Given instruction
Copy out every record precisely.

Records to use
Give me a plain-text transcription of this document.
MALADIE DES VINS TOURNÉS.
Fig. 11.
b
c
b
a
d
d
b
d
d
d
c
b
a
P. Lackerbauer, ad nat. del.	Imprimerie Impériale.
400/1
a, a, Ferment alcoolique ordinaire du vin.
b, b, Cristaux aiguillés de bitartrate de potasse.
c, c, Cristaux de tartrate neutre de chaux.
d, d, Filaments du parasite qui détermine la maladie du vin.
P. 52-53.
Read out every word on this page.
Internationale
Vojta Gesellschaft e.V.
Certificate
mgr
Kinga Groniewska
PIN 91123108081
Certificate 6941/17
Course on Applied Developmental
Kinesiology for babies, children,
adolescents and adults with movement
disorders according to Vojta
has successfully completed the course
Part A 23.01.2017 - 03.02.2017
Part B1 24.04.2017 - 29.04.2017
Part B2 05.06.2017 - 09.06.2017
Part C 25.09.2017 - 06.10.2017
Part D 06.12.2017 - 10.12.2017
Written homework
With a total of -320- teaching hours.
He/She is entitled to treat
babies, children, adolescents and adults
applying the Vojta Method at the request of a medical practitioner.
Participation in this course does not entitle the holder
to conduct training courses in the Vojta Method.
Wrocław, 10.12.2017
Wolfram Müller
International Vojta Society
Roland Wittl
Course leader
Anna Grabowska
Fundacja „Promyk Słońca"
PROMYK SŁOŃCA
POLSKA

Task solution
Give me a plain-text transcription of this document.
MALADIE DES VINS TOURNÉS.
Fig. 11.
b
c
b
a
d
d
b
d
d
d
c
b
a
P. Lackerbauer, ad nat. del.	Imprimerie Impériale.
400/1
a, a, Ferment alcoolique ordinaire du vin.
b, b, Cristaux aiguillés de bitartrate de potasse.
c, c, Cristaux de tartrate neutre de chaux.
d, d, Filaments du parasite qui détermine la maladie du vin.
P. 52-53.
Read out every word on this page.
Internationale
Vojta Gesellschaft e.V.
Certificate
mgr
Kinga Groniewska
PIN 91123108081
Certificate 6941/17
Course on Applied Developmental
Kinesiology for babies, children,
adolescents and adults with movement
disorders according to Vojta
has successfully completed the course
Part A 23.01.2017 - 03.02.2017
Part B1 24.04.2017 - 29.04.2017
Part B2 05.06.2017 - 09.06.2017
Part C 25.09.2017 - 06.10.2017
Part D 06.12.2017 - 10.12.2017
Written homework
With a total of -320- teaching hours.
He/She is entitled to treat
babies, children, adolescents and adults
applying the Vojta Method at the request of a medical practitioner.
Participation in this course does not entitle the holder
to conduct training courses in the Vojta Method.
Wrocław, 10.12.2017
Wolfram Müller
International Vojta Society
Roland Wittl
Course leader
Anna Grabowska
Fundacja „Promyk Słońca"
PROMYK SŁOŃCA
POLSKA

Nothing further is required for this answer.